#### WORK TO DO
What is the number of lines containing "power"? Give only that number.

>> start PROVIDED ENTRIES

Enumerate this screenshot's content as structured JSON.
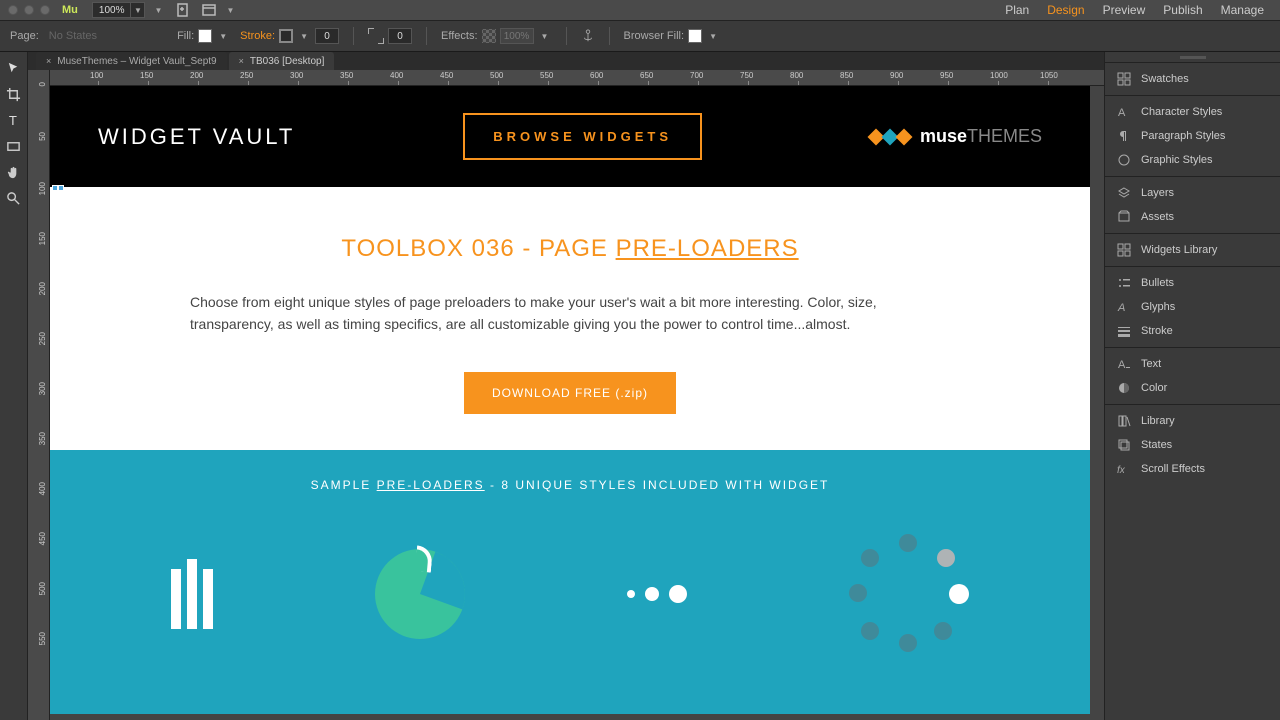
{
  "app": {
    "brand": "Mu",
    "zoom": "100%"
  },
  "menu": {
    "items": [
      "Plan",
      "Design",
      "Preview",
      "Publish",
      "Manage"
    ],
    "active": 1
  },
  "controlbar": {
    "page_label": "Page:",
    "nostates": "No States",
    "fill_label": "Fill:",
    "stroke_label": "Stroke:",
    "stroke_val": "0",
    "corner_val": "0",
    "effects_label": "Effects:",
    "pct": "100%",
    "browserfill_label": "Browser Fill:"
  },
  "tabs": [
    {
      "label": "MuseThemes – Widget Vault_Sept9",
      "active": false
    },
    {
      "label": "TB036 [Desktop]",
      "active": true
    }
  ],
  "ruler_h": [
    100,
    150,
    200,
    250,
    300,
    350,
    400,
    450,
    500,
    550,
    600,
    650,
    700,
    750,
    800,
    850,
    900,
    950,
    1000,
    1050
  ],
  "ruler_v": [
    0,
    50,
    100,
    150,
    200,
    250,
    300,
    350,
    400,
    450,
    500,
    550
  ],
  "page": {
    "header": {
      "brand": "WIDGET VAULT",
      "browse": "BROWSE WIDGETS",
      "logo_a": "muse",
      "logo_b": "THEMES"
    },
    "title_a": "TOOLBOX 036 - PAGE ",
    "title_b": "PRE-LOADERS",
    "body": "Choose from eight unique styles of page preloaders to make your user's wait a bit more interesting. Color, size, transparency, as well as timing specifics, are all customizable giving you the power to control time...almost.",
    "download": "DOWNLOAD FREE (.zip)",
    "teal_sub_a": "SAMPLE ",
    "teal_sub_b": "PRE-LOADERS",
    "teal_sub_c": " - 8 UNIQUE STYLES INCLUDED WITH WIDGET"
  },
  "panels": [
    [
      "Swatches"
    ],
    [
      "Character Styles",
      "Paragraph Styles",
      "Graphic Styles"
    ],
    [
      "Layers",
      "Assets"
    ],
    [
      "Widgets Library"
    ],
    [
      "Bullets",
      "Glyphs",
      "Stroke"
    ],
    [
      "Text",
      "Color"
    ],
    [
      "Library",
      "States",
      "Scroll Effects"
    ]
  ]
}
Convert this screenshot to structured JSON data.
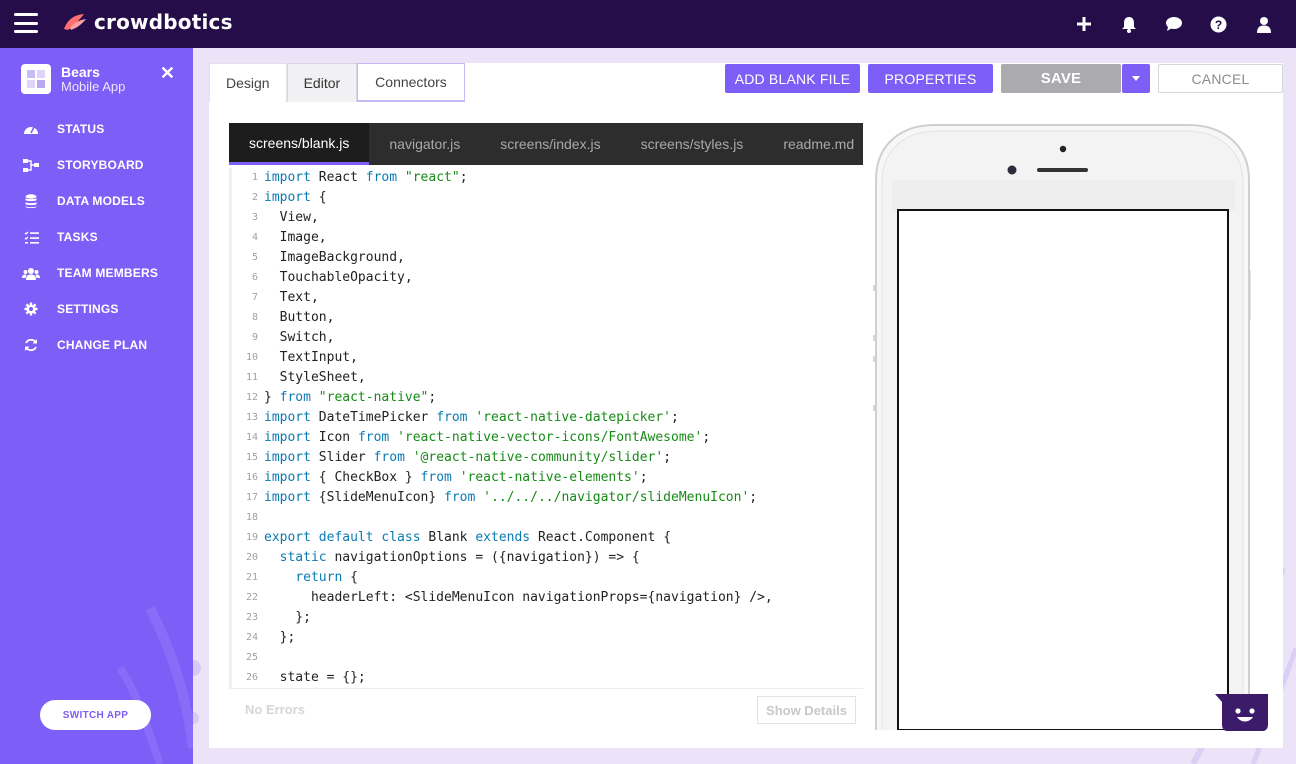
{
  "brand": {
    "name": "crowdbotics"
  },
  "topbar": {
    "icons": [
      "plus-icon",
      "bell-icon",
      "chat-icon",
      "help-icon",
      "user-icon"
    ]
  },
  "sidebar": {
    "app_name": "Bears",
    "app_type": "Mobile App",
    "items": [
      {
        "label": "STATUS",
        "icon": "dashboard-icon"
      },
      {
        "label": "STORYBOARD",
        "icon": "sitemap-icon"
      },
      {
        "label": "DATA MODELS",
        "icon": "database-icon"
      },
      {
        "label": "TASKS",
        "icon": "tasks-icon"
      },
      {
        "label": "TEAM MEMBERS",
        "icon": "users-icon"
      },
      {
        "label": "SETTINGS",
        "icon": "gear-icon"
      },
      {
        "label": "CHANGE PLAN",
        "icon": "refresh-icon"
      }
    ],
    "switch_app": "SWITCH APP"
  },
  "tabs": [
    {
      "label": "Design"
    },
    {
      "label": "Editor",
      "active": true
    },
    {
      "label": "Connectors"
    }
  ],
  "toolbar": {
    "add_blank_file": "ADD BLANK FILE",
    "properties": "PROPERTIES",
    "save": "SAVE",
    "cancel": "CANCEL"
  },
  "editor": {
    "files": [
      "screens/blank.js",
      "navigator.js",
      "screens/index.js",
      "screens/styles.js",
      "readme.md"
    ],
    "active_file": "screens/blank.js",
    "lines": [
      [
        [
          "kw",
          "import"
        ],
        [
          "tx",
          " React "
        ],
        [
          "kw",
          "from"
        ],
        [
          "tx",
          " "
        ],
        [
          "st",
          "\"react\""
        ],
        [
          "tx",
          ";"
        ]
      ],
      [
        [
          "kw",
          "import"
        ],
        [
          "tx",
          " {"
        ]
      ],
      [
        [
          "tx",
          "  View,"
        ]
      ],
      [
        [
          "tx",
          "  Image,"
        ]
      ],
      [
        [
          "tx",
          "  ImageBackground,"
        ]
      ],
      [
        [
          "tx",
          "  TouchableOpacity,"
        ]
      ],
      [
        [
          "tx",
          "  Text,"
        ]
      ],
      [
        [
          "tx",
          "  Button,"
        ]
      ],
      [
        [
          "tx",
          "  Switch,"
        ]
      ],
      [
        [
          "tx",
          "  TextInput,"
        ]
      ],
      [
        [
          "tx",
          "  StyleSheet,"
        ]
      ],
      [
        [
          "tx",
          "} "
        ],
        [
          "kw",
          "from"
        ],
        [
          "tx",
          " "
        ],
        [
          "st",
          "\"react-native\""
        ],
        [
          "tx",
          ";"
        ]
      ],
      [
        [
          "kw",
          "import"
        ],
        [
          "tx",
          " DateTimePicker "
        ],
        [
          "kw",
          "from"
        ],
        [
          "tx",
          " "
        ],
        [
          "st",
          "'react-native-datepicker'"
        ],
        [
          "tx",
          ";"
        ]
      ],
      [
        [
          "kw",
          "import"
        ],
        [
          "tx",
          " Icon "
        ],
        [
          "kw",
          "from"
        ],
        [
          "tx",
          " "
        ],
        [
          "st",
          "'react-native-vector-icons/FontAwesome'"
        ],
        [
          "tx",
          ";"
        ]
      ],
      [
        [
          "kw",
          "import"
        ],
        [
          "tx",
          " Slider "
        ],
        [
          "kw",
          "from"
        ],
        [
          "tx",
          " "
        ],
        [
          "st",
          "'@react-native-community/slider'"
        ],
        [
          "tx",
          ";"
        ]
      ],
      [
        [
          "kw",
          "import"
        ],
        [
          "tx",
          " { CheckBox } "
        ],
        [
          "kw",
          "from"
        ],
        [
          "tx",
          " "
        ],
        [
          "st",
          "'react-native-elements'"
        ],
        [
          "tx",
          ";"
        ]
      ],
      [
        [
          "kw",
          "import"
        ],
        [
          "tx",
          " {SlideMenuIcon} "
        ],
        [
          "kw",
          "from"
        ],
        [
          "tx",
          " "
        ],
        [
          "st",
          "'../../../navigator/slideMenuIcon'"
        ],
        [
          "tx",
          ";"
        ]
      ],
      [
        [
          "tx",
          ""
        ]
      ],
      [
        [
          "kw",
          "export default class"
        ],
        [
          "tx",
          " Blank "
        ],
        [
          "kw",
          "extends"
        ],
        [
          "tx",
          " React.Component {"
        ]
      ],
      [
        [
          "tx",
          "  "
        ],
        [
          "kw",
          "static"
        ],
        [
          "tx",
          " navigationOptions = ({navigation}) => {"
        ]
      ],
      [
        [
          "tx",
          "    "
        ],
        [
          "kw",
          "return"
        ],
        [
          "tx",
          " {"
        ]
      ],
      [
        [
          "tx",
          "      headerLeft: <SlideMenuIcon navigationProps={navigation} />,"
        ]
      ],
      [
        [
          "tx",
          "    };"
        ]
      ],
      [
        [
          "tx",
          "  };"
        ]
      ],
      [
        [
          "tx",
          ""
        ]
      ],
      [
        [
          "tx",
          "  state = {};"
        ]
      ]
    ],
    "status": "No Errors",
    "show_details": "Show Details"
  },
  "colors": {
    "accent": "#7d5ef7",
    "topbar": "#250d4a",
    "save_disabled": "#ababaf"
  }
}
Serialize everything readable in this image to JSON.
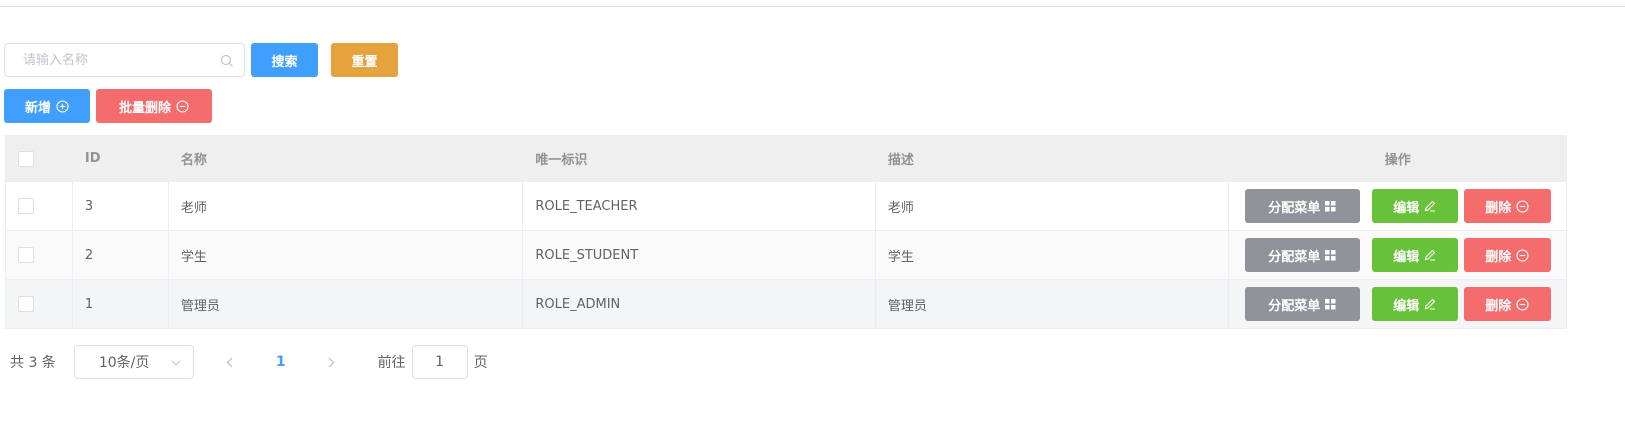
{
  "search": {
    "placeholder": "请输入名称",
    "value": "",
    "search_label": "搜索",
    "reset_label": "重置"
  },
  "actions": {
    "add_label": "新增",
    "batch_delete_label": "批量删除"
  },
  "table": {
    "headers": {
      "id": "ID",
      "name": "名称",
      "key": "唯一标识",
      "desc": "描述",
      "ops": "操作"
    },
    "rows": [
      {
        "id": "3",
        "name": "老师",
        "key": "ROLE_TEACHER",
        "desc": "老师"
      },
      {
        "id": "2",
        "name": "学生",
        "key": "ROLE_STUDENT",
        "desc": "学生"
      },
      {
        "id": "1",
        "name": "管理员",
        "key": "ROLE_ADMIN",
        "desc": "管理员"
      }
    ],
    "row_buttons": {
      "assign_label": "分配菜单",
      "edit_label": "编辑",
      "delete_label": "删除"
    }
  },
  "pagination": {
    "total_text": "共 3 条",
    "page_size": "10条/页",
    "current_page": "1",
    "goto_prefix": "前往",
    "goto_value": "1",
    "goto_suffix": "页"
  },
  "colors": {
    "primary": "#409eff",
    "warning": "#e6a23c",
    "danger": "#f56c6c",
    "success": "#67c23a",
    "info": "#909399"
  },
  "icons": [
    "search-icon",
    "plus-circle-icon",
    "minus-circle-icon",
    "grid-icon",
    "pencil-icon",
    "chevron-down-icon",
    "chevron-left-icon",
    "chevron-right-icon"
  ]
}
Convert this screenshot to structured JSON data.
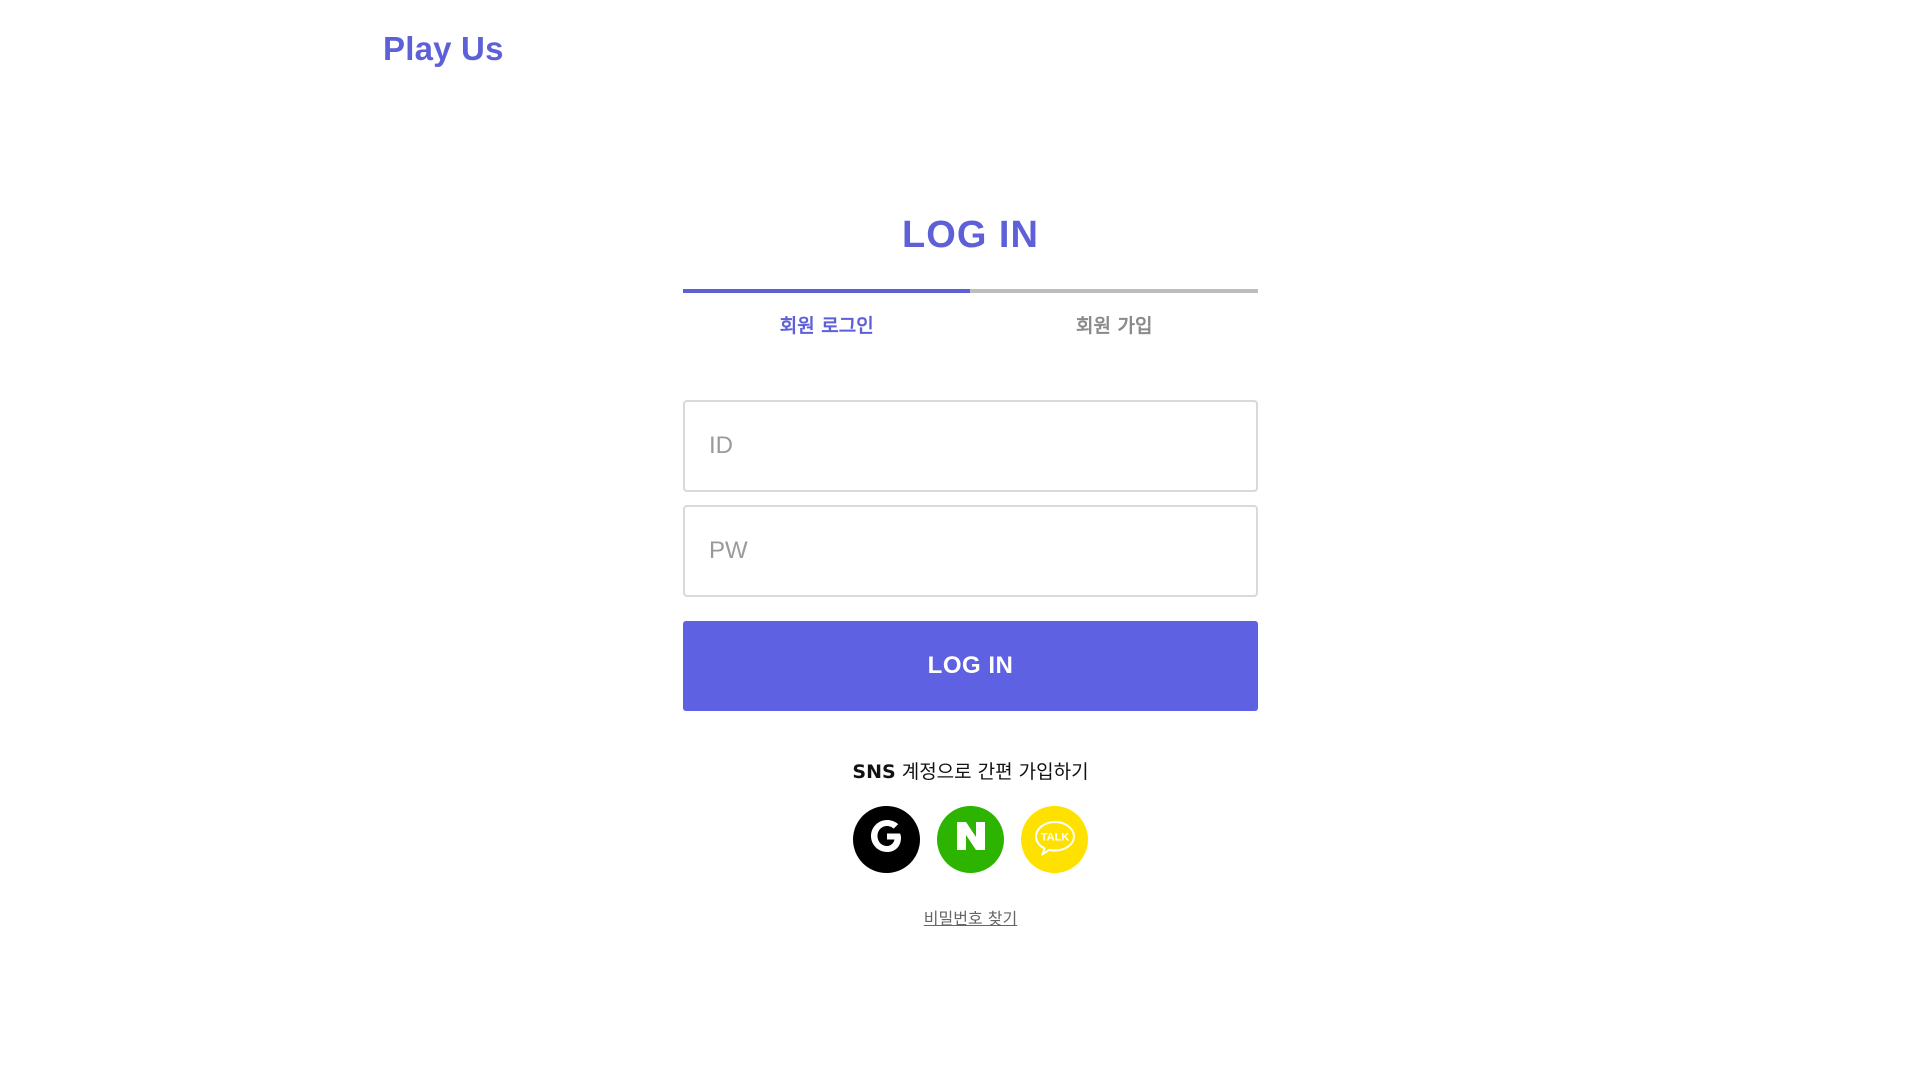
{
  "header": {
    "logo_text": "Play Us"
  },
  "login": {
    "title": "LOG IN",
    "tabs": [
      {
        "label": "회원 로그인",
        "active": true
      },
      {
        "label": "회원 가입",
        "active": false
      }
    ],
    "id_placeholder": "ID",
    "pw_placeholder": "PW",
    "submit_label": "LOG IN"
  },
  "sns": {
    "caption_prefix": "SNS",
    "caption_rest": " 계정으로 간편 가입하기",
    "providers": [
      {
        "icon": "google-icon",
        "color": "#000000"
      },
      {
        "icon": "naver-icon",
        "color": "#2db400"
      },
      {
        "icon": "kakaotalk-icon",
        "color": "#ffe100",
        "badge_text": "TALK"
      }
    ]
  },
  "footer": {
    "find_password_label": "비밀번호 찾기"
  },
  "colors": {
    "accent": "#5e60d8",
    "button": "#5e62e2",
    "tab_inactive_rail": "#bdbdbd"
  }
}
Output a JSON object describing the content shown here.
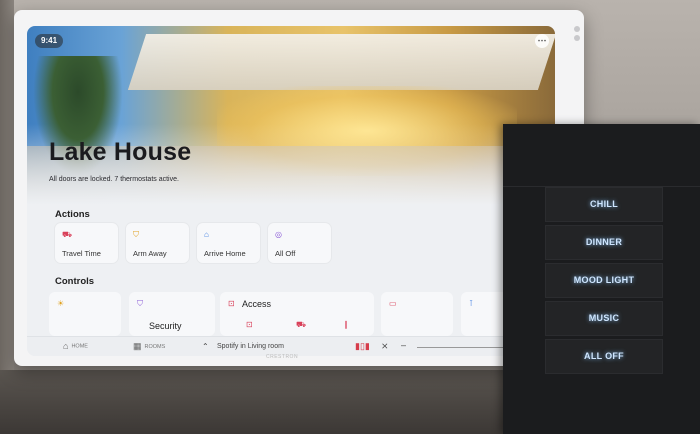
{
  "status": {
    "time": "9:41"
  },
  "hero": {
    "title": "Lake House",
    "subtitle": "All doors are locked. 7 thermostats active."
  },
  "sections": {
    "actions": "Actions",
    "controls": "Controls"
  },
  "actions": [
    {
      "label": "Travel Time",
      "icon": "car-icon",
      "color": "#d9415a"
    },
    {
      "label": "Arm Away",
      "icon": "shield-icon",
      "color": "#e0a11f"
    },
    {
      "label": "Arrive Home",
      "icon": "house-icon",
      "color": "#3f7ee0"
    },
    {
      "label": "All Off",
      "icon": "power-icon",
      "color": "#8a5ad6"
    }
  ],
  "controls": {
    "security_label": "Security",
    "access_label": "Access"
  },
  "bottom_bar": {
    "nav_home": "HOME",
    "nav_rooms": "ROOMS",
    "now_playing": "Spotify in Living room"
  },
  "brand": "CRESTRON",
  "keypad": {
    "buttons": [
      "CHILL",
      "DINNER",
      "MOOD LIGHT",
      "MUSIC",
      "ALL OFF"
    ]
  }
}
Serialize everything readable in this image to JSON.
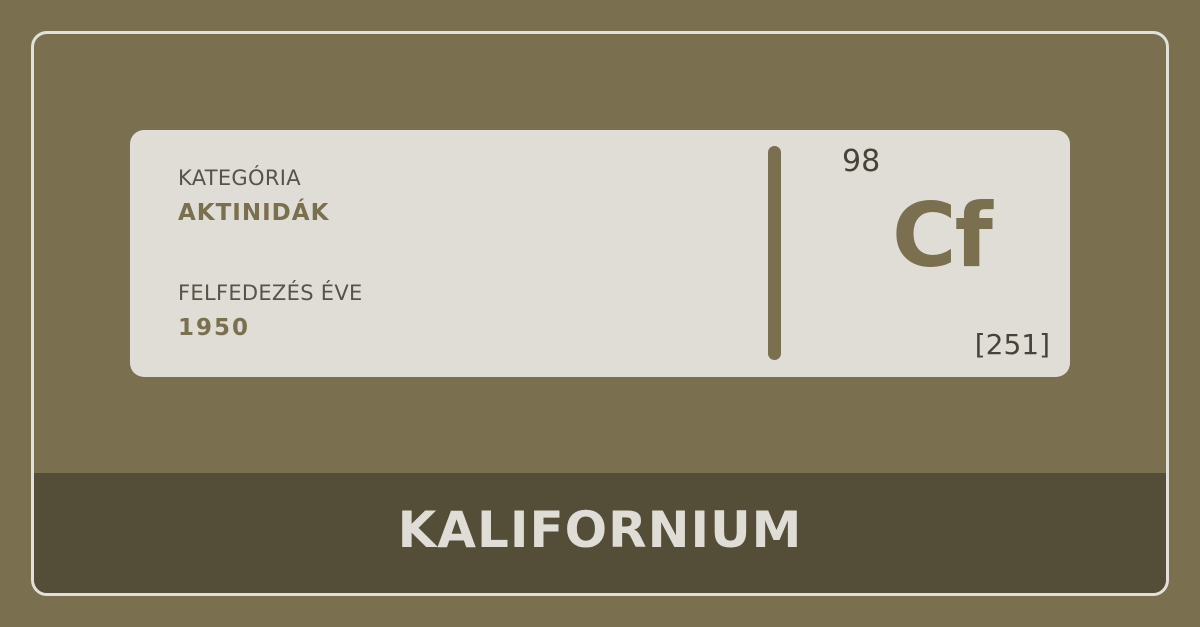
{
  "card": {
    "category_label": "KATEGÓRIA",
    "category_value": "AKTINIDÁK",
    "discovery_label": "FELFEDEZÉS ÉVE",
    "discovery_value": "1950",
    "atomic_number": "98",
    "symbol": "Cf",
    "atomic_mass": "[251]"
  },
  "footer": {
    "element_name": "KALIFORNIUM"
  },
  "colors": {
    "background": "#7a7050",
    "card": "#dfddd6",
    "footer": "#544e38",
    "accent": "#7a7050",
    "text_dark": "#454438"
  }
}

>> end PROVIDED ENTRIES

#### RESULT
2